Stored dataset items
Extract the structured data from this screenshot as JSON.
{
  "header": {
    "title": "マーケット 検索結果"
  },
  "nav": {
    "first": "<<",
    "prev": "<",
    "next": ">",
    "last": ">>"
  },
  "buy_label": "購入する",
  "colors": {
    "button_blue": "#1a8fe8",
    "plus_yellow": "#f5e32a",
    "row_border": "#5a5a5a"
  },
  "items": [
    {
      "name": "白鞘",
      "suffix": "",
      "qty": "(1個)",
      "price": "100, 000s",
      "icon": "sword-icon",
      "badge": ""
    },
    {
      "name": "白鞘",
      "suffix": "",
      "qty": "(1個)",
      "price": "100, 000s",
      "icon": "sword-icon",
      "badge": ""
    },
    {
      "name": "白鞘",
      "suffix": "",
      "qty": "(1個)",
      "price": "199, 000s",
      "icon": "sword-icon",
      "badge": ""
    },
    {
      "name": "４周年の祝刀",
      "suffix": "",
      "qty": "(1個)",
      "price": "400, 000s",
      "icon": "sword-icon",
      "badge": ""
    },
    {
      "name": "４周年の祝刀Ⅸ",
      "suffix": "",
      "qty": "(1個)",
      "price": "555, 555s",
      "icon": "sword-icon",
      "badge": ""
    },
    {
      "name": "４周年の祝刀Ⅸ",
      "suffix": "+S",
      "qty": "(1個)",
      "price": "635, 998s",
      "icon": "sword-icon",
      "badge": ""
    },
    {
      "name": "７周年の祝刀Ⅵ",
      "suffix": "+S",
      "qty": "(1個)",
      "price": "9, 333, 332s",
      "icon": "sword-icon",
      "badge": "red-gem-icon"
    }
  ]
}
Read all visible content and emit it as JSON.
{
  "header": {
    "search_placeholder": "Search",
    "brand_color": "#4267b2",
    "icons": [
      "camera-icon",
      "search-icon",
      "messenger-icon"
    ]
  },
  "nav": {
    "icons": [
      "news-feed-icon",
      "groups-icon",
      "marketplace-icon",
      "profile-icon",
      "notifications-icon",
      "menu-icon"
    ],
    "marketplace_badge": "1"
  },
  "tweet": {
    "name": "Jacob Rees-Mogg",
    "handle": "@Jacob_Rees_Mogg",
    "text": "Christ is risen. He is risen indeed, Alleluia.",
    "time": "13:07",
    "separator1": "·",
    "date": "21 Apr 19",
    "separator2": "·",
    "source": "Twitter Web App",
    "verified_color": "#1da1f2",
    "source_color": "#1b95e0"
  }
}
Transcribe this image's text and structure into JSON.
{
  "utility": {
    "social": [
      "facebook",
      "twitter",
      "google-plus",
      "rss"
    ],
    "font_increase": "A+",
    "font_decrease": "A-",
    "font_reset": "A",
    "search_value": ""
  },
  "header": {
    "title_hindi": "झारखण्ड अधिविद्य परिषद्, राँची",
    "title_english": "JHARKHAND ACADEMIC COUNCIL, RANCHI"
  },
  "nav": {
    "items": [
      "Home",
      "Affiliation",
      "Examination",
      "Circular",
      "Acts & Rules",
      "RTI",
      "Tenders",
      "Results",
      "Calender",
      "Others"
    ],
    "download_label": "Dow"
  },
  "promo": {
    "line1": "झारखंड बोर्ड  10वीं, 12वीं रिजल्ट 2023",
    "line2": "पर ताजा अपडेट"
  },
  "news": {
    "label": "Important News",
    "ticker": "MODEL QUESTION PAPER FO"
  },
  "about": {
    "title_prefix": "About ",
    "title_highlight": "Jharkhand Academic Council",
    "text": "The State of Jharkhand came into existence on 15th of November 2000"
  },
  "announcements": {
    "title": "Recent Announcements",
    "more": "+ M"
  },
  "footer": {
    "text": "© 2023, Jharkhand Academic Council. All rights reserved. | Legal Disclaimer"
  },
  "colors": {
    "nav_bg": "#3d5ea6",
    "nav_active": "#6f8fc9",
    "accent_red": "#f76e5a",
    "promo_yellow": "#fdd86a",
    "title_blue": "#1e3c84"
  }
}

---

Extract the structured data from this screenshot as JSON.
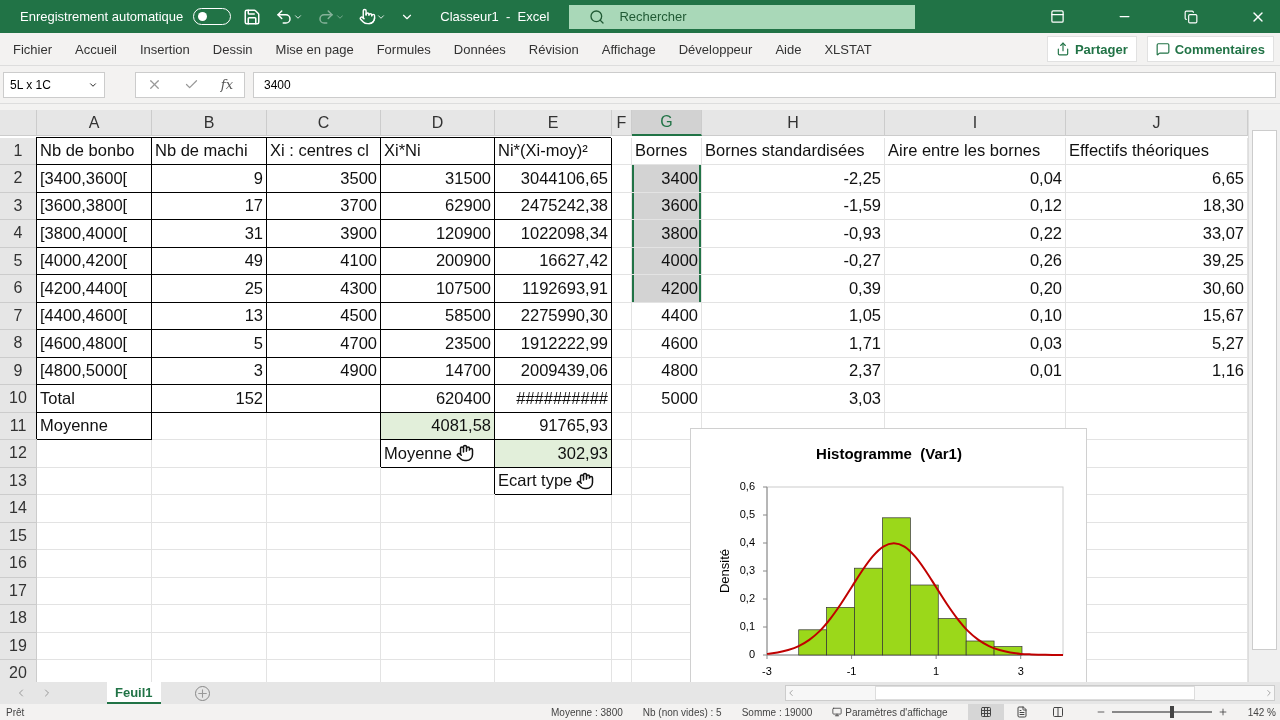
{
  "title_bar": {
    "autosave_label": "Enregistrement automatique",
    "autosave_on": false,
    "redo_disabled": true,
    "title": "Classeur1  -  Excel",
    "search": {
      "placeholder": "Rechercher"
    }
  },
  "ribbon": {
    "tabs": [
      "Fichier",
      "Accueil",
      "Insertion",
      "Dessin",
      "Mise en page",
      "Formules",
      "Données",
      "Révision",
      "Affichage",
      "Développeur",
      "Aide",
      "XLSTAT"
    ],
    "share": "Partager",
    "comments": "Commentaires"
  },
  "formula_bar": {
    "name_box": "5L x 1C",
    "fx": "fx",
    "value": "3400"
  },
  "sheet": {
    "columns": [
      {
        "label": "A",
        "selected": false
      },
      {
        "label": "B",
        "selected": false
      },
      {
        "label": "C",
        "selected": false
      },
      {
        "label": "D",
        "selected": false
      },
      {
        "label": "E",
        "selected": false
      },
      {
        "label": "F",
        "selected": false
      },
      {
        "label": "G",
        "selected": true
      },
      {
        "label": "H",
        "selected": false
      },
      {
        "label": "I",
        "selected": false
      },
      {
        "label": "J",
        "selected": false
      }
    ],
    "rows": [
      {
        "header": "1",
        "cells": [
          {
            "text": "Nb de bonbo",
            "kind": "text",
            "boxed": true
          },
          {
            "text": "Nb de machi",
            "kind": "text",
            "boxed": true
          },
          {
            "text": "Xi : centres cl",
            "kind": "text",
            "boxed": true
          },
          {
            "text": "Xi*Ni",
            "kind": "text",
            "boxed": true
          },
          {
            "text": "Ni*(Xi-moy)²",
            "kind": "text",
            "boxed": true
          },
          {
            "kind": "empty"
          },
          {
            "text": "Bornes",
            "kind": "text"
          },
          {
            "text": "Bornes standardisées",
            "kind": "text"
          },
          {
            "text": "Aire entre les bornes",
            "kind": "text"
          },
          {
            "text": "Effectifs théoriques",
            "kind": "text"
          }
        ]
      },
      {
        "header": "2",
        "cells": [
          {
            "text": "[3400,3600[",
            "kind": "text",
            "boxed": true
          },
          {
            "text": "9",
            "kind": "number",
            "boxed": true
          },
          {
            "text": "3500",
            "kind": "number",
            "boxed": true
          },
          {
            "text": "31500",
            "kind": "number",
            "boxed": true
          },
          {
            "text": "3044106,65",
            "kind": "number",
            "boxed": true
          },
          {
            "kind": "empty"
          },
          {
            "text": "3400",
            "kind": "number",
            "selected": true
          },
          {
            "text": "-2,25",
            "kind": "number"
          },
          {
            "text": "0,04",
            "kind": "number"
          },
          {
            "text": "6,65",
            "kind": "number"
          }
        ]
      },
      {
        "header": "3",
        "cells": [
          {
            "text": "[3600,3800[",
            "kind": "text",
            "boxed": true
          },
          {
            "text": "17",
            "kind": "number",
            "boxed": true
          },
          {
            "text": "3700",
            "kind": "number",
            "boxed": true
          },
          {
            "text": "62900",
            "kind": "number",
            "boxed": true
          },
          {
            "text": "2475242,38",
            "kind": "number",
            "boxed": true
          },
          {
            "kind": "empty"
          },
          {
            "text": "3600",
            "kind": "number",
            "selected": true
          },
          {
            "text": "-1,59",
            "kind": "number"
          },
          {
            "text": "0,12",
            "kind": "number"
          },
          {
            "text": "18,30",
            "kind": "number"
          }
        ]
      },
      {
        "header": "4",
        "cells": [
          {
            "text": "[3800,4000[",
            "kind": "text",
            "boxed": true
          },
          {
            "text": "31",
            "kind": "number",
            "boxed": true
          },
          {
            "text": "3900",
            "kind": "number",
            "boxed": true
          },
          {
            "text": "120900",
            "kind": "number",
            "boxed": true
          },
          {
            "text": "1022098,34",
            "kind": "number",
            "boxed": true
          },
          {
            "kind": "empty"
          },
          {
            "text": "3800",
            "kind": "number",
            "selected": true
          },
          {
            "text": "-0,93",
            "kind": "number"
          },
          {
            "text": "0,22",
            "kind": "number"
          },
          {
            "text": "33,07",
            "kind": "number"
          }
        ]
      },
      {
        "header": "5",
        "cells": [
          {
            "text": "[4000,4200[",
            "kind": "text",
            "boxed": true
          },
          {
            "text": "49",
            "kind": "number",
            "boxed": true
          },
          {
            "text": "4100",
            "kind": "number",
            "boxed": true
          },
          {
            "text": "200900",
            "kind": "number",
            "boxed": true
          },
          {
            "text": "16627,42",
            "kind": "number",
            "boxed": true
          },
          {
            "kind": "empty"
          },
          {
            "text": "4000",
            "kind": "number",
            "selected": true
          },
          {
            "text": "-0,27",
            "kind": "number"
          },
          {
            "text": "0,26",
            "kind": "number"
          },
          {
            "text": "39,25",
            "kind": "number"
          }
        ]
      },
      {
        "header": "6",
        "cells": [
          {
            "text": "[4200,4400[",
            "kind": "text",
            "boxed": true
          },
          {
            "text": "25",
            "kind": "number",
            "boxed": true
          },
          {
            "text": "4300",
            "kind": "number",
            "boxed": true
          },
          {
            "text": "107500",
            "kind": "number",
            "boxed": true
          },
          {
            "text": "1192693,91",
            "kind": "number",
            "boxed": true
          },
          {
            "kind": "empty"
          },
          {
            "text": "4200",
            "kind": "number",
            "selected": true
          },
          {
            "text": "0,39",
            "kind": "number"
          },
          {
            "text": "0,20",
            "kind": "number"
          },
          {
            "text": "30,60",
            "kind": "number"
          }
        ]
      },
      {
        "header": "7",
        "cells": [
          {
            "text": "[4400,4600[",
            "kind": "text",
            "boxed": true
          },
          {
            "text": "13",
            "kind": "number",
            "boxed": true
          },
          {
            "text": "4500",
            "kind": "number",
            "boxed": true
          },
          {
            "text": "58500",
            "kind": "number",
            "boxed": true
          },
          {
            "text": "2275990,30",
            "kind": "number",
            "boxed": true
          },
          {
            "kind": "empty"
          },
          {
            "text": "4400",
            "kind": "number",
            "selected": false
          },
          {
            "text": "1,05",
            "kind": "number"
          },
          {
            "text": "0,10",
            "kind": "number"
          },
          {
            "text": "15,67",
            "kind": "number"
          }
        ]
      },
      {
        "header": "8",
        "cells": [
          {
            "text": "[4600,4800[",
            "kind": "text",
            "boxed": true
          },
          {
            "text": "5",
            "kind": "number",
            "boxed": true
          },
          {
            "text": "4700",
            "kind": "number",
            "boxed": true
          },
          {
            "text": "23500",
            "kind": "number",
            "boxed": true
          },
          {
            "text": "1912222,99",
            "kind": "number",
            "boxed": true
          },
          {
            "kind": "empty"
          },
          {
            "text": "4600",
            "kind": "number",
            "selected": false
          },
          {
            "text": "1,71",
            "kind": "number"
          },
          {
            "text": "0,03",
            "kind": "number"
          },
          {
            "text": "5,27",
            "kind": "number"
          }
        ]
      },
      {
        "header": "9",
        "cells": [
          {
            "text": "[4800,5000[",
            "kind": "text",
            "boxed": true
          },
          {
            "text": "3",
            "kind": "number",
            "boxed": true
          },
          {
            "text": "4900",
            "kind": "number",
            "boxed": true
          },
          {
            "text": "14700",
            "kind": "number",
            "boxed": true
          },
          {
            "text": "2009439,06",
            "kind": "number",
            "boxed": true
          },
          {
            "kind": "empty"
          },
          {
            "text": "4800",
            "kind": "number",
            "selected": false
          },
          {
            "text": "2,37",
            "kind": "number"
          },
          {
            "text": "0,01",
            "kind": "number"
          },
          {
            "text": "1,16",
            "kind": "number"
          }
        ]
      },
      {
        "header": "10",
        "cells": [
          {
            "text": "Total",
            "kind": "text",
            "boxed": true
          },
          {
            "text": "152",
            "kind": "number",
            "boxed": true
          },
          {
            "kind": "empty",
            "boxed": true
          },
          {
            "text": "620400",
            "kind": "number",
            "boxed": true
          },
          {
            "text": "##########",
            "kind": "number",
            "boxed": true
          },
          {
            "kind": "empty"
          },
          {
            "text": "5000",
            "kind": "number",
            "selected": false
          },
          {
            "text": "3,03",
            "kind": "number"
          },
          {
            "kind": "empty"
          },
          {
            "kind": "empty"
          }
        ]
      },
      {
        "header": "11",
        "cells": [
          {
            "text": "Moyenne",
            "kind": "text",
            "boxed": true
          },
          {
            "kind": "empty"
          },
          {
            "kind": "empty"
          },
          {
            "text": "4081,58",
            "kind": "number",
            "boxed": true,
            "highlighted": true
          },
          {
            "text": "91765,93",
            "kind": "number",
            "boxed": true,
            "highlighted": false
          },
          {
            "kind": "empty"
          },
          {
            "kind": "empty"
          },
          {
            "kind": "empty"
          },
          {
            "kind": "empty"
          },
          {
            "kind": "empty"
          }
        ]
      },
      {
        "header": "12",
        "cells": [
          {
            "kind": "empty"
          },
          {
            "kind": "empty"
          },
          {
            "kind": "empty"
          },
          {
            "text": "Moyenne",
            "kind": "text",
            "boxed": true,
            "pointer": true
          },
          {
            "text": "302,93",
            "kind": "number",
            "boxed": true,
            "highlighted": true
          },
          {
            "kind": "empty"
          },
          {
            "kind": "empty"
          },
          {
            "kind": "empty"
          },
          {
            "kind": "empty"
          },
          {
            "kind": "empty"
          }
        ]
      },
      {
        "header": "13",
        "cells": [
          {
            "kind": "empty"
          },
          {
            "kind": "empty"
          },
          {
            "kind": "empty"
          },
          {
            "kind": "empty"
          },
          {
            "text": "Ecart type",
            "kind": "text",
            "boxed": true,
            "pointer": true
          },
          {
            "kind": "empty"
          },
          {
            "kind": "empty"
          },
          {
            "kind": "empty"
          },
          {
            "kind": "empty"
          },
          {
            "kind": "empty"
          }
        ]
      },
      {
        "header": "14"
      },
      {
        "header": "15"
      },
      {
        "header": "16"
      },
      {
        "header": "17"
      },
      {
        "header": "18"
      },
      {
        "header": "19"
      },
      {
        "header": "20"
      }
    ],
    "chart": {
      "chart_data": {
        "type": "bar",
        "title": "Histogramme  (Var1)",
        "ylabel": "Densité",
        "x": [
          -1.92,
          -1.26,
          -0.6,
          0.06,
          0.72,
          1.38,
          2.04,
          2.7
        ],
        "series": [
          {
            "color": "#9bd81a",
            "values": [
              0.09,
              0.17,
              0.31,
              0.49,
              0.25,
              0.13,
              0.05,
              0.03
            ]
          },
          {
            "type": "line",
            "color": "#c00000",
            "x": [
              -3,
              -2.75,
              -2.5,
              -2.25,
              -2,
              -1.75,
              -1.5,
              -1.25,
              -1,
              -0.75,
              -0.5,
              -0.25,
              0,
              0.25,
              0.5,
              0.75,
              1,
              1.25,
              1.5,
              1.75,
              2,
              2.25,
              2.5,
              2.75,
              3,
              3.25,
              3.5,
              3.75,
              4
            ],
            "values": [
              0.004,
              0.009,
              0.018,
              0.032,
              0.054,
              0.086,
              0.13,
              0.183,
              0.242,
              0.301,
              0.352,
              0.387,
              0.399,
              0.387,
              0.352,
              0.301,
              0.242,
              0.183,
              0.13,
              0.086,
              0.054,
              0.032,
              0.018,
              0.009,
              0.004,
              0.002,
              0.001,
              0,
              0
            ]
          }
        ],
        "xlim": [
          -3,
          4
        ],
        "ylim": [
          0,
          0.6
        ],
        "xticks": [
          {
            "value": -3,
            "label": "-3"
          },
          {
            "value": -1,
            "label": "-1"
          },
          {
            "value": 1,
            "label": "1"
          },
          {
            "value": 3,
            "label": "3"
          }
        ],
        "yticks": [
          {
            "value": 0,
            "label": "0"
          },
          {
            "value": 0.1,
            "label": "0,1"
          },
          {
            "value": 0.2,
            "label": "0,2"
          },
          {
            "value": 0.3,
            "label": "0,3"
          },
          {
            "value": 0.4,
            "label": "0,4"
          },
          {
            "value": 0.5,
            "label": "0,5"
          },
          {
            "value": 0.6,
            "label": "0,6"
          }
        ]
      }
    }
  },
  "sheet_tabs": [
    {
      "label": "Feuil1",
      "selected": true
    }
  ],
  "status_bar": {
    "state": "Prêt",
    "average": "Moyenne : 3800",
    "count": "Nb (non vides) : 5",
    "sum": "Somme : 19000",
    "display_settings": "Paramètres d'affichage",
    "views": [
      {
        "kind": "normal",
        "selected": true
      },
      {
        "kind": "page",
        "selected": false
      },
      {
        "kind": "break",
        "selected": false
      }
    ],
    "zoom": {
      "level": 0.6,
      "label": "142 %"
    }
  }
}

WHAT IS BEING ASKED ▸ For each line of the listing that holds the word "JSON", show that line.

RESULT OF THE TASK ▸
Extract the structured data from this screenshot as JSON.
Read all visible content and emit it as JSON.
Transcribe this image's text and structure into JSON.
Extract the structured data from this screenshot as JSON.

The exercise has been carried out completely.